Can you transcribe every line exactly and leave the pictures behind?

Items from a data source:
----------
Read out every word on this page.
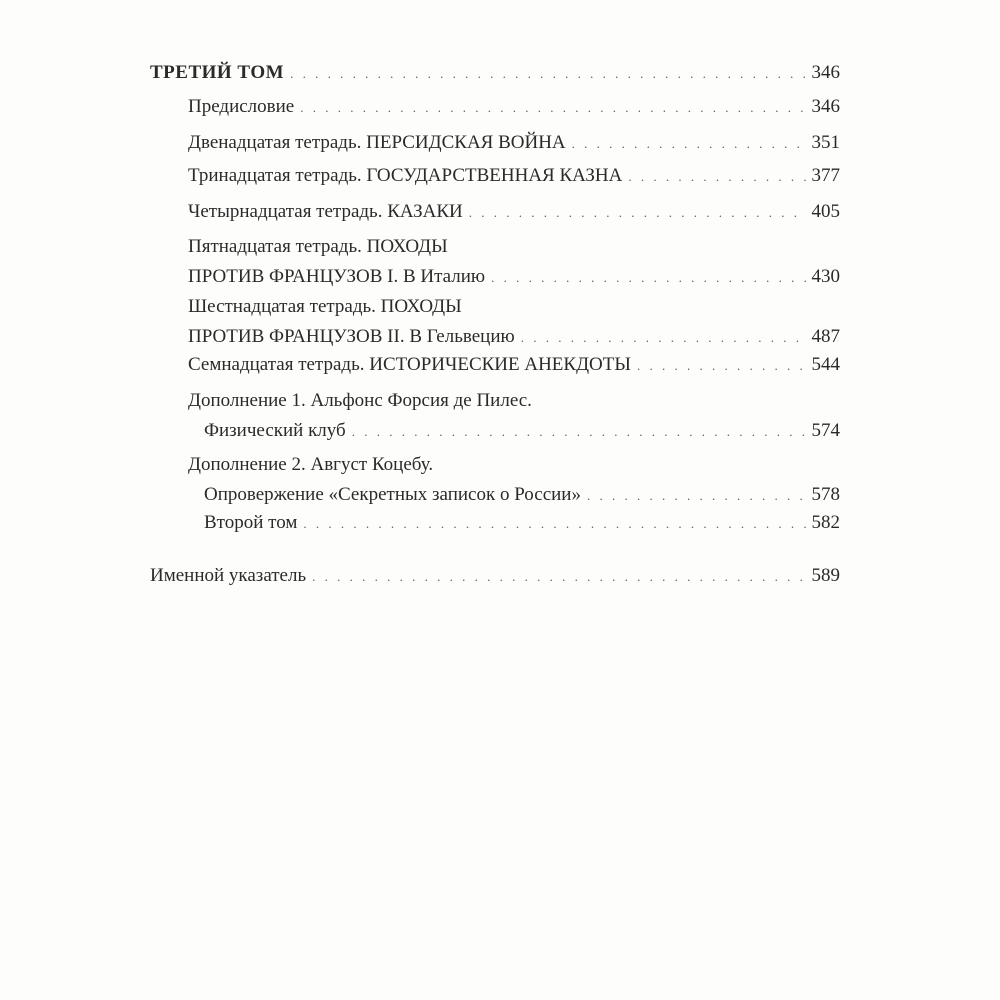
ТРЕТИЙ ТОМ . . .	346
Предисловие . . .	346
Двенадцатая тетрадь. ПЕРСИДСКАЯ ВОЙНА . . .	351
Тринадцатая тетрадь. ГОСУДАРСТВЕННАЯ КАЗНА . . .	377
Четырнадцатая тетрадь. КАЗАКИ . . .	405
Пятнадцатая тетрадь. ПОХОДЫ
ПРОТИВ ФРАНЦУЗОВ I. В Италию . . .	430
Шестнадцатая тетрадь. ПОХОДЫ
ПРОТИВ ФРАНЦУЗОВ II. В Гельвецию . . .	487
Семнадцатая тетрадь. ИСТОРИЧЕСКИЕ АНЕКДОТЫ . . .	544
Дополнение 1. Альфонс Форсия де Пилес.
Физический клуб . . .	574
Дополнение 2. Август Коцебу.
Опровержение «Секретных записок о России» . . .	578
Второй том . . .	582
Именной указатель . . .	589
----------
● **TASK RESPONSE**:
Read out every word on this page.
ТРЕТИЙ ТОМ . . .	346
Предисловие . . .	346
Двенадцатая тетрадь. ПЕРСИДСКАЯ ВОЙНА . . .	351
Тринадцатая тетрадь. ГОСУДАРСТВЕННАЯ КАЗНА . . .	377
Четырнадцатая тетрадь. КАЗАКИ . . .	405
Пятнадцатая тетрадь. ПОХОДЫ
ПРОТИВ ФРАНЦУЗОВ I. В Италию . . .	430
Шестнадцатая тетрадь. ПОХОДЫ
ПРОТИВ ФРАНЦУЗОВ II. В Гельвецию . . .	487
Семнадцатая тетрадь. ИСТОРИЧЕСКИЕ АНЕКДОТЫ . . .	544
Дополнение 1. Альфонс Форсия де Пилес.
Физический клуб . . .	574
Дополнение 2. Август Коцебу.
Опровержение «Секретных записок о России» . . .	578
Второй том . . .	582
Именной указатель . . .	589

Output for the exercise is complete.